══ Provided information ══

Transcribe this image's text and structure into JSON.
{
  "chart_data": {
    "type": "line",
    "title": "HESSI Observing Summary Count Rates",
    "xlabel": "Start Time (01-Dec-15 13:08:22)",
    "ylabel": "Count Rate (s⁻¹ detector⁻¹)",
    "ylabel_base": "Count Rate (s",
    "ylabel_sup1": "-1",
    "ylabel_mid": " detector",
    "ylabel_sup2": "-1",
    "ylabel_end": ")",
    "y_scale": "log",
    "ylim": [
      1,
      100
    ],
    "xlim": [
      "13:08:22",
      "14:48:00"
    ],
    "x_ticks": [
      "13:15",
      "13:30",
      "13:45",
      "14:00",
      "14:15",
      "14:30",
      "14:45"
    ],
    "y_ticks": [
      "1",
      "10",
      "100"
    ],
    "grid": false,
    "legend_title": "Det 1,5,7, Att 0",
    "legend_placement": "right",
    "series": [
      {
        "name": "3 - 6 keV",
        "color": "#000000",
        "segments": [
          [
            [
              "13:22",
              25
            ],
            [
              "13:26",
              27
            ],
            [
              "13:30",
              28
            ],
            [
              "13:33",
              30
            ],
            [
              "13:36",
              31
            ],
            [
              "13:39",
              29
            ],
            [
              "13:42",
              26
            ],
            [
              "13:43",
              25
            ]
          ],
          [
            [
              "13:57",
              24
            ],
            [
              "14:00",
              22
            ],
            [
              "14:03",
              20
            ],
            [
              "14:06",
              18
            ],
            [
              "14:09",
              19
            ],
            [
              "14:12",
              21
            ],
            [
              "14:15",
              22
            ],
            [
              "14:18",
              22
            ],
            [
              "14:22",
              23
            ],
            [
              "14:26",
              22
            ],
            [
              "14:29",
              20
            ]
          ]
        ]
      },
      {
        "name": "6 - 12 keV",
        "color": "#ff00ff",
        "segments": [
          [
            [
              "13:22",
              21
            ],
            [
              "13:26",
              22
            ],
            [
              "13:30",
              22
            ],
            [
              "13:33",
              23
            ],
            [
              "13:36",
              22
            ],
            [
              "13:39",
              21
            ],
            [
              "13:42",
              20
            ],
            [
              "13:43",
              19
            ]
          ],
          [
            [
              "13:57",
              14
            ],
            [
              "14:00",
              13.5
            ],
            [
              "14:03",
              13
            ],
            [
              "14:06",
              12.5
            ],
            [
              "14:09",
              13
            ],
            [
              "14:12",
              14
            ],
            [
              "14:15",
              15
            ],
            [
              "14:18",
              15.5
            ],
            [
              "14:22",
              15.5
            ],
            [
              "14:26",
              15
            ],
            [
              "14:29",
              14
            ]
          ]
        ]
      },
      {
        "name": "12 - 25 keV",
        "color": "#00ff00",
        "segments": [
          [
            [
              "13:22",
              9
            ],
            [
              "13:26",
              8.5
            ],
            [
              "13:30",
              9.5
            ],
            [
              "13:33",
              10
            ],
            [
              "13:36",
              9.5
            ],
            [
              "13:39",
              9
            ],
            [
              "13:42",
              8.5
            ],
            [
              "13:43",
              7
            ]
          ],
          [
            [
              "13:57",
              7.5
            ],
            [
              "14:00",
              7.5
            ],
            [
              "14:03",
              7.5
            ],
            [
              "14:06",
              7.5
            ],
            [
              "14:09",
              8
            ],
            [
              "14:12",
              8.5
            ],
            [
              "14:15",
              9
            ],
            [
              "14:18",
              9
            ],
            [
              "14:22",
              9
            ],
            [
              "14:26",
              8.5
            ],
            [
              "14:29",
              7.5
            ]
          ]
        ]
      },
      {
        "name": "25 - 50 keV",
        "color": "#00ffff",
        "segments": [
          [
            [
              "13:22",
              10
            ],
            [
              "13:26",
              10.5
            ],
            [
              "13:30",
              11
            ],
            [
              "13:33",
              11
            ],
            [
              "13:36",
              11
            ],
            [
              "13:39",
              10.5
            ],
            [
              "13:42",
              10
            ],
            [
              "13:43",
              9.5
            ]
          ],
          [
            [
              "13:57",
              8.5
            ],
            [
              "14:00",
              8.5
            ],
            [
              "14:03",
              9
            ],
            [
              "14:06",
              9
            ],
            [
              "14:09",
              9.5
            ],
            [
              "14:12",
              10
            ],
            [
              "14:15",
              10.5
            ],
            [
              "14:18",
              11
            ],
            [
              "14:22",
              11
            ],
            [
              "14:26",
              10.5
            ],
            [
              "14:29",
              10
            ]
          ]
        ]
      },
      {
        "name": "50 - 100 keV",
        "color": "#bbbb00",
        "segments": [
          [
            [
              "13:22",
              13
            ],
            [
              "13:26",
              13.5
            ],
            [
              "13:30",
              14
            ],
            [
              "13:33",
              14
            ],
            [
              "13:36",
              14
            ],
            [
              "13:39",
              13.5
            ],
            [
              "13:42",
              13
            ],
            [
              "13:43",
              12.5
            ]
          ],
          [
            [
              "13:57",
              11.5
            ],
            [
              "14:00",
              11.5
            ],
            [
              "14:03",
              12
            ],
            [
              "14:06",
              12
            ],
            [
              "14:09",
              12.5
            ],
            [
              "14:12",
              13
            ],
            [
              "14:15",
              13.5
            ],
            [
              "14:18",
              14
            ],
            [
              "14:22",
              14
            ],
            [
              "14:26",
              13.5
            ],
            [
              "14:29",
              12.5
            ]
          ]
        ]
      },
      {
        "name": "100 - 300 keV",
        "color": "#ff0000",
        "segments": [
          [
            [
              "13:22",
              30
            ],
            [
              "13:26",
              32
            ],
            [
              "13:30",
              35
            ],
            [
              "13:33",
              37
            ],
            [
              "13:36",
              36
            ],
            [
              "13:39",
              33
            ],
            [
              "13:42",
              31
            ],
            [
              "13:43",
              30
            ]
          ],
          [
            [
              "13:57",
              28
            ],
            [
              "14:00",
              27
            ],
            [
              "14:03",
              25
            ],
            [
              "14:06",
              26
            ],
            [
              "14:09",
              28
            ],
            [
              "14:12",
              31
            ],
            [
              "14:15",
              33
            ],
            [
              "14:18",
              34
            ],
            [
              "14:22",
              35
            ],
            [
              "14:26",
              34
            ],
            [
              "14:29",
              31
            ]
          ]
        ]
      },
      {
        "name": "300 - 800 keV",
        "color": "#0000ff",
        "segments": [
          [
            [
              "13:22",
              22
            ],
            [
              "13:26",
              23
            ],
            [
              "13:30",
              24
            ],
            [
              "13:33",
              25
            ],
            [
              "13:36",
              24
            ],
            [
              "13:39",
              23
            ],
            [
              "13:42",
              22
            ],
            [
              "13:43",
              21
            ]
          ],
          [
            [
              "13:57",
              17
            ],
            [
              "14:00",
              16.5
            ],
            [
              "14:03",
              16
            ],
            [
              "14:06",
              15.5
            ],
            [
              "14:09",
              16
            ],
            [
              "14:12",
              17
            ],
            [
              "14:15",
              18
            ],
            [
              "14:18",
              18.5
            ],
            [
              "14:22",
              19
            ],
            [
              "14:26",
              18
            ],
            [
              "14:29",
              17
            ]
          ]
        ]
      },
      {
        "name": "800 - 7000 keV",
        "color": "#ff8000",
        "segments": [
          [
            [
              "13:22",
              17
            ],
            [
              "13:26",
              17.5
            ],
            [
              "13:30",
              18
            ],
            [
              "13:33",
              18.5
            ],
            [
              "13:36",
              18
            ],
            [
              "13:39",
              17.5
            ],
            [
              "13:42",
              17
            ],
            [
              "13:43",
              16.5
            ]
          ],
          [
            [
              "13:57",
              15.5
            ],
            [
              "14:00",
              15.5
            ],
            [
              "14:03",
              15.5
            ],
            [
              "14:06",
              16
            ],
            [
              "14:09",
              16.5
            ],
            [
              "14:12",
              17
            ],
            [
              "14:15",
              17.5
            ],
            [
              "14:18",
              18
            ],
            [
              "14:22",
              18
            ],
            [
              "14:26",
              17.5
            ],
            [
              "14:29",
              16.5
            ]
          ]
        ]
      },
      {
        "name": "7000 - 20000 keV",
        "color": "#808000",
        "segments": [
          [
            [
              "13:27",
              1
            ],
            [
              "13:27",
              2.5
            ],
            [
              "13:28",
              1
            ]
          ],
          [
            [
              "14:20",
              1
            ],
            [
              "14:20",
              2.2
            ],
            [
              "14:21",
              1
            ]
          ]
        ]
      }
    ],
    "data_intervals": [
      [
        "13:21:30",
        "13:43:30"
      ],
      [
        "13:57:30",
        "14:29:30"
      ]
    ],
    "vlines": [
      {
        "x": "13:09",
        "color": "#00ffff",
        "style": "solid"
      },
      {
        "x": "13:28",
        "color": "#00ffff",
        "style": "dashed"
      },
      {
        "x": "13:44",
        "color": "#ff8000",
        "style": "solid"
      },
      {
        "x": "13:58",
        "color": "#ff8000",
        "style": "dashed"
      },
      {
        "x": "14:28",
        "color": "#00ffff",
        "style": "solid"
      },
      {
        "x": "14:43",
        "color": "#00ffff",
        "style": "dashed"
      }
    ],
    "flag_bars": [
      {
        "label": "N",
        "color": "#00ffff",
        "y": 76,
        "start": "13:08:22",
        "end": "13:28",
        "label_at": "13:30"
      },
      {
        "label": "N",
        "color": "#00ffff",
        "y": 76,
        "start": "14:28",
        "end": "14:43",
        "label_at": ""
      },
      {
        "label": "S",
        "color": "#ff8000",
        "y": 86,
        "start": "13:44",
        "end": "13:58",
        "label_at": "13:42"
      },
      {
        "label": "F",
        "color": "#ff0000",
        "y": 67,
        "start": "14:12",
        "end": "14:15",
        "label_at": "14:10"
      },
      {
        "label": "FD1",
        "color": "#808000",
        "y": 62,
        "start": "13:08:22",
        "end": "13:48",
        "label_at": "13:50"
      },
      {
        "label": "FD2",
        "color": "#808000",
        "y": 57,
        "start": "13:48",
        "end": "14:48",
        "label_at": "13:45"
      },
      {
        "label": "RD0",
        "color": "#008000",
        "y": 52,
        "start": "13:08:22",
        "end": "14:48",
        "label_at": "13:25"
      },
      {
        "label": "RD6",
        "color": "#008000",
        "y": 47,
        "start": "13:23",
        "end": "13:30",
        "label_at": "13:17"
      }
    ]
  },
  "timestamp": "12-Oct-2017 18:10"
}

═══

# Aim
Go through the records above and copy every line with the word "detector".

# Answer to the task
    "ylabel": "Count Rate (s⁻¹ detector⁻¹)",
    "ylabel_mid": " detector",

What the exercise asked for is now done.